PROBLEM STATEMENT ->
Quote, without change, all of the lines that follow.

━━ INPUT ━━

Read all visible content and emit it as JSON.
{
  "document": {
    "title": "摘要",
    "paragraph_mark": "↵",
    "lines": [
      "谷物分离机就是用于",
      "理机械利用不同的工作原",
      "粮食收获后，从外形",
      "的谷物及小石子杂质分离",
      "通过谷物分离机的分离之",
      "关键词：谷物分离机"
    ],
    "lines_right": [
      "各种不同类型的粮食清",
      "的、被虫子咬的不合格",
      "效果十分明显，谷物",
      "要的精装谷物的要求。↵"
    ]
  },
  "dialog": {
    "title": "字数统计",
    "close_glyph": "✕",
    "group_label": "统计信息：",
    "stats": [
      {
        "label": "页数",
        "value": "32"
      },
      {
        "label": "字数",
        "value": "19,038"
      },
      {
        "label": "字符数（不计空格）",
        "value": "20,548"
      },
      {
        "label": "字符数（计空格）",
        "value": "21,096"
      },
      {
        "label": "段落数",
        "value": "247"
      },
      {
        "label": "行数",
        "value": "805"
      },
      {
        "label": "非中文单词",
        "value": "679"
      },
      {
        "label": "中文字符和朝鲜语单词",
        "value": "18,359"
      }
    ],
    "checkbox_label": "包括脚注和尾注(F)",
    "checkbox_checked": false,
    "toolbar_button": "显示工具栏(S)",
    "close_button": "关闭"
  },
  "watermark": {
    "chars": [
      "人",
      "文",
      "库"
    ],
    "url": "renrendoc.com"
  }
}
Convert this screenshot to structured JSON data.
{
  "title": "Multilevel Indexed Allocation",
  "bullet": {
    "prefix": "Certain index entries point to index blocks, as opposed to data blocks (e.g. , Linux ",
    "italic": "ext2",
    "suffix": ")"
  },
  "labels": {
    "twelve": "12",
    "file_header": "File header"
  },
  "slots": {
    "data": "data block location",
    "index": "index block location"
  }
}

━━━

CORRECT RESULT ->
Read all visible content and emit it as JSON.
{
  "document": {
    "title": "摘要",
    "paragraph_mark": "↵",
    "lines": [
      "谷物分离机就是用于",
      "理机械利用不同的工作原",
      "粮食收获后，从外形",
      "的谷物及小石子杂质分离",
      "通过谷物分离机的分离之",
      "关键词：谷物分离机"
    ],
    "lines_right": [
      "各种不同类型的粮食清",
      "的、被虫子咬的不合格",
      "效果十分明显，谷物",
      "要的精装谷物的要求。↵"
    ]
  },
  "dialog": {
    "title": "字数统计",
    "close_glyph": "✕",
    "group_label": "统计信息：",
    "stats": [
      {
        "label": "页数",
        "value": "32"
      },
      {
        "label": "字数",
        "value": "19,038"
      },
      {
        "label": "字符数（不计空格）",
        "value": "20,548"
      },
      {
        "label": "字符数（计空格）",
        "value": "21,096"
      },
      {
        "label": "段落数",
        "value": "247"
      },
      {
        "label": "行数",
        "value": "805"
      },
      {
        "label": "非中文单词",
        "value": "679"
      },
      {
        "label": "中文字符和朝鲜语单词",
        "value": "18,359"
      }
    ],
    "checkbox_label": "包括脚注和尾注(F)",
    "checkbox_checked": false,
    "toolbar_button": "显示工具栏(S)",
    "close_button": "关闭"
  },
  "watermark": {
    "chars": [
      "人",
      "文",
      "库"
    ],
    "url": "renrendoc.com"
  }
}
Convert this screenshot to structured JSON data.
{
  "title": "Multilevel Indexed Allocation",
  "bullet": {
    "prefix": "Certain index entries point to index blocks, as opposed to data blocks (e.g. , Linux ",
    "italic": "ext2",
    "suffix": ")"
  },
  "labels": {
    "twelve": "12",
    "file_header": "File header"
  },
  "slots": {
    "data": "data block location",
    "index": "index block location"
  }
}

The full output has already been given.